▶ [What the task requires] Below are some records; retype all of them exactly.

= = = = =

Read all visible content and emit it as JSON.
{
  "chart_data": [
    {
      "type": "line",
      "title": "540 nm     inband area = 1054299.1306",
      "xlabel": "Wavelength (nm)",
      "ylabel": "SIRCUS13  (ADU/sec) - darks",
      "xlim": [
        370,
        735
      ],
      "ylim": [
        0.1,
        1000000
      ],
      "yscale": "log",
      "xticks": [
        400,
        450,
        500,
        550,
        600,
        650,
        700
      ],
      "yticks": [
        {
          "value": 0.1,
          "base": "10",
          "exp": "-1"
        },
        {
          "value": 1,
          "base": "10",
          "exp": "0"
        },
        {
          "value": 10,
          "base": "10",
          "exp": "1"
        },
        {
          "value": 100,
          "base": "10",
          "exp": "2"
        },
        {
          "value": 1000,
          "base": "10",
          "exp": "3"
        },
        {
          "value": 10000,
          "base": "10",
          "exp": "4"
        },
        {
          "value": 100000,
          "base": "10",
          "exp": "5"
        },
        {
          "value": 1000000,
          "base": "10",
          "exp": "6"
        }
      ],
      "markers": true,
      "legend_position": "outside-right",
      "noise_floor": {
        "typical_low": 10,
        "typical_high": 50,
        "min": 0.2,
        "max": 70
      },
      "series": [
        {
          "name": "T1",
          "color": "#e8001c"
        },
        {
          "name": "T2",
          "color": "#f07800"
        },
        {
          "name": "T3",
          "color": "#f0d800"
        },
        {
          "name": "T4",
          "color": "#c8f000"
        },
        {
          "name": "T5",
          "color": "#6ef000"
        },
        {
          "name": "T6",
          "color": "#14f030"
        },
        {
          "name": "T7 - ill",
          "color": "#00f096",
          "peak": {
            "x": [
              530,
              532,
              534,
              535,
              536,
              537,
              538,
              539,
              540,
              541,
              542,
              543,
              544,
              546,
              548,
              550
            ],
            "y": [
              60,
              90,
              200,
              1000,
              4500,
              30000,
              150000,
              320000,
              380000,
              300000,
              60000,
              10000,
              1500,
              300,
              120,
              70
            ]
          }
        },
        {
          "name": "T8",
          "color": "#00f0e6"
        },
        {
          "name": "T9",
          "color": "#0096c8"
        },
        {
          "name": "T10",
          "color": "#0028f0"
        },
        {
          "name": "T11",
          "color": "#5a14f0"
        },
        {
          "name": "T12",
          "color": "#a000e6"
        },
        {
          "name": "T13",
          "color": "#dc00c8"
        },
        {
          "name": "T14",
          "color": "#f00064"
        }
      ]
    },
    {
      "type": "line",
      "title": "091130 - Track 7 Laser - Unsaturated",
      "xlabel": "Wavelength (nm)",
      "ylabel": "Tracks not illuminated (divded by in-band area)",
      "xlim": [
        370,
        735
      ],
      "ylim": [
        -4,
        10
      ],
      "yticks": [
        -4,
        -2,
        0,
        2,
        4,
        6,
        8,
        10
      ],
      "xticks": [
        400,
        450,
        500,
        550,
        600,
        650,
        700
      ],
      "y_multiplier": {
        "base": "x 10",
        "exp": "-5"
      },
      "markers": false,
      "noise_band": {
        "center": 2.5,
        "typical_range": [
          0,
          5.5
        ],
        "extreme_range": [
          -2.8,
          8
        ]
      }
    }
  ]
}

= = = = =

▶ [Answer to this exercise]
Read all visible content and emit it as JSON.
{
  "chart_data": [
    {
      "type": "line",
      "title": "540 nm     inband area = 1054299.1306",
      "xlabel": "Wavelength (nm)",
      "ylabel": "SIRCUS13  (ADU/sec) - darks",
      "xlim": [
        370,
        735
      ],
      "ylim": [
        0.1,
        1000000
      ],
      "yscale": "log",
      "xticks": [
        400,
        450,
        500,
        550,
        600,
        650,
        700
      ],
      "yticks": [
        {
          "value": 0.1,
          "base": "10",
          "exp": "-1"
        },
        {
          "value": 1,
          "base": "10",
          "exp": "0"
        },
        {
          "value": 10,
          "base": "10",
          "exp": "1"
        },
        {
          "value": 100,
          "base": "10",
          "exp": "2"
        },
        {
          "value": 1000,
          "base": "10",
          "exp": "3"
        },
        {
          "value": 10000,
          "base": "10",
          "exp": "4"
        },
        {
          "value": 100000,
          "base": "10",
          "exp": "5"
        },
        {
          "value": 1000000,
          "base": "10",
          "exp": "6"
        }
      ],
      "markers": true,
      "legend_position": "outside-right",
      "noise_floor": {
        "typical_low": 10,
        "typical_high": 50,
        "min": 0.2,
        "max": 70
      },
      "series": [
        {
          "name": "T1",
          "color": "#e8001c"
        },
        {
          "name": "T2",
          "color": "#f07800"
        },
        {
          "name": "T3",
          "color": "#f0d800"
        },
        {
          "name": "T4",
          "color": "#c8f000"
        },
        {
          "name": "T5",
          "color": "#6ef000"
        },
        {
          "name": "T6",
          "color": "#14f030"
        },
        {
          "name": "T7 - ill",
          "color": "#00f096",
          "peak": {
            "x": [
              530,
              532,
              534,
              535,
              536,
              537,
              538,
              539,
              540,
              541,
              542,
              543,
              544,
              546,
              548,
              550
            ],
            "y": [
              60,
              90,
              200,
              1000,
              4500,
              30000,
              150000,
              320000,
              380000,
              300000,
              60000,
              10000,
              1500,
              300,
              120,
              70
            ]
          }
        },
        {
          "name": "T8",
          "color": "#00f0e6"
        },
        {
          "name": "T9",
          "color": "#0096c8"
        },
        {
          "name": "T10",
          "color": "#0028f0"
        },
        {
          "name": "T11",
          "color": "#5a14f0"
        },
        {
          "name": "T12",
          "color": "#a000e6"
        },
        {
          "name": "T13",
          "color": "#dc00c8"
        },
        {
          "name": "T14",
          "color": "#f00064"
        }
      ]
    },
    {
      "type": "line",
      "title": "091130 - Track 7 Laser - Unsaturated",
      "xlabel": "Wavelength (nm)",
      "ylabel": "Tracks not illuminated (divded by in-band area)",
      "xlim": [
        370,
        735
      ],
      "ylim": [
        -4,
        10
      ],
      "yticks": [
        -4,
        -2,
        0,
        2,
        4,
        6,
        8,
        10
      ],
      "xticks": [
        400,
        450,
        500,
        550,
        600,
        650,
        700
      ],
      "y_multiplier": {
        "base": "x 10",
        "exp": "-5"
      },
      "markers": false,
      "noise_band": {
        "center": 2.5,
        "typical_range": [
          0,
          5.5
        ],
        "extreme_range": [
          -2.8,
          8
        ]
      }
    }
  ]
}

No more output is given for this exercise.